(Problem statement): Write out all the entries word for word, but skip any images.
>> Start Records for the exercise
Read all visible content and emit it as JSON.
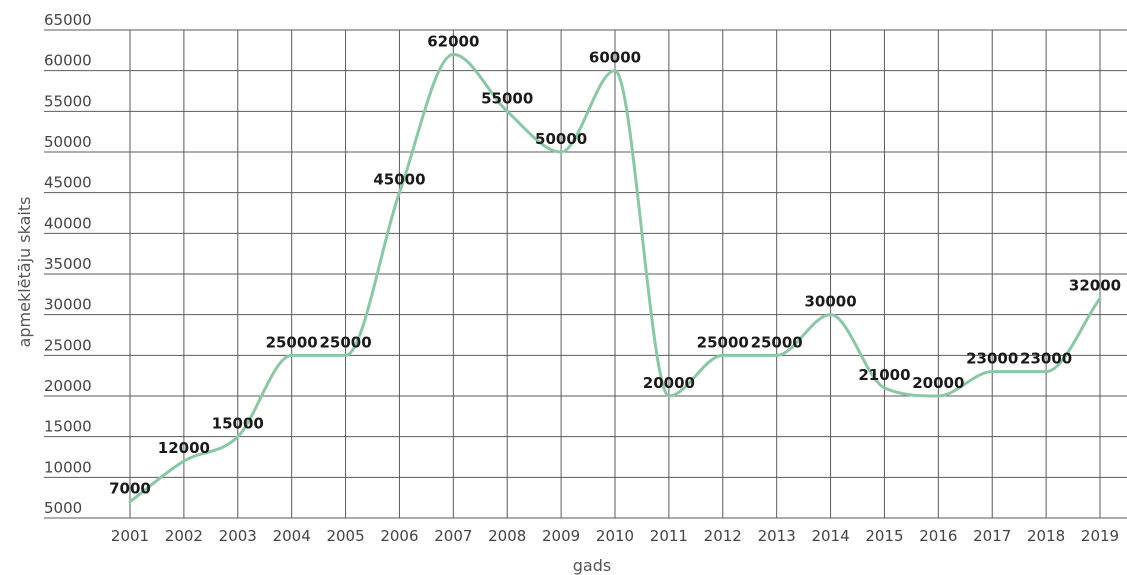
{
  "chart_data": {
    "type": "line",
    "title": "",
    "xlabel": "gads",
    "ylabel": "apmeklētāju skaits",
    "categories": [
      "2001",
      "2002",
      "2003",
      "2004",
      "2005",
      "2006",
      "2007",
      "2008",
      "2009",
      "2010",
      "2011",
      "2012",
      "2013",
      "2014",
      "2015",
      "2016",
      "2017",
      "2018",
      "2019"
    ],
    "series": [
      {
        "values": [
          7000,
          12000,
          15000,
          25000,
          25000,
          45000,
          62000,
          55000,
          50000,
          60000,
          20000,
          25000,
          25000,
          30000,
          21000,
          20000,
          23000,
          23000,
          32000
        ]
      }
    ],
    "ylim": [
      5000,
      65000
    ],
    "yticks": [
      5000,
      10000,
      15000,
      20000,
      25000,
      30000,
      35000,
      40000,
      45000,
      50000,
      55000,
      60000,
      65000
    ],
    "line_color": "#8cc7a5",
    "grid": true,
    "legend": "none",
    "smooth": true,
    "data_labels": true
  }
}
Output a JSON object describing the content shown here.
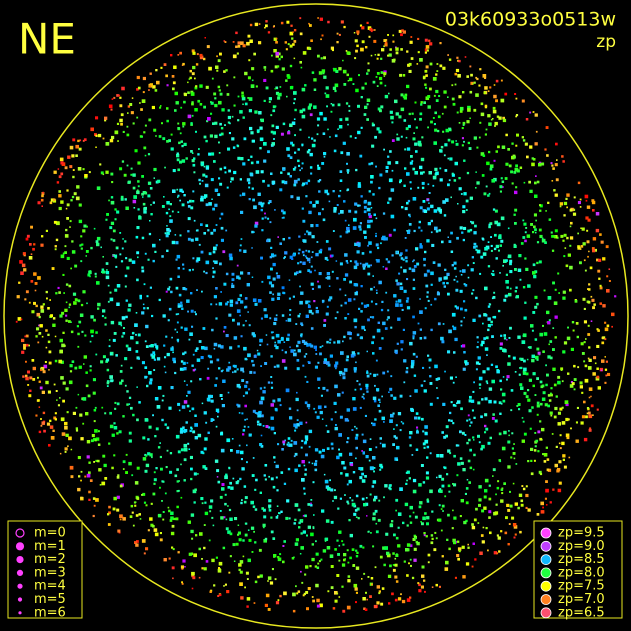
>> End Records for the exercise
(Answer for this exercise):
Read all visible content and emit it as JSON.
{
  "chart_data": {
    "type": "line",
    "title": "",
    "xlabel": "gads",
    "ylabel": "apmeklētāju skaits",
    "categories": [
      "2001",
      "2002",
      "2003",
      "2004",
      "2005",
      "2006",
      "2007",
      "2008",
      "2009",
      "2010",
      "2011",
      "2012",
      "2013",
      "2014",
      "2015",
      "2016",
      "2017",
      "2018",
      "2019"
    ],
    "series": [
      {
        "values": [
          7000,
          12000,
          15000,
          25000,
          25000,
          45000,
          62000,
          55000,
          50000,
          60000,
          20000,
          25000,
          25000,
          30000,
          21000,
          20000,
          23000,
          23000,
          32000
        ]
      }
    ],
    "ylim": [
      5000,
      65000
    ],
    "yticks": [
      5000,
      10000,
      15000,
      20000,
      25000,
      30000,
      35000,
      40000,
      45000,
      50000,
      55000,
      60000,
      65000
    ],
    "line_color": "#8cc7a5",
    "grid": true,
    "legend": "none",
    "smooth": true,
    "data_labels": true
  }
}
Output a JSON object describing the content shown here.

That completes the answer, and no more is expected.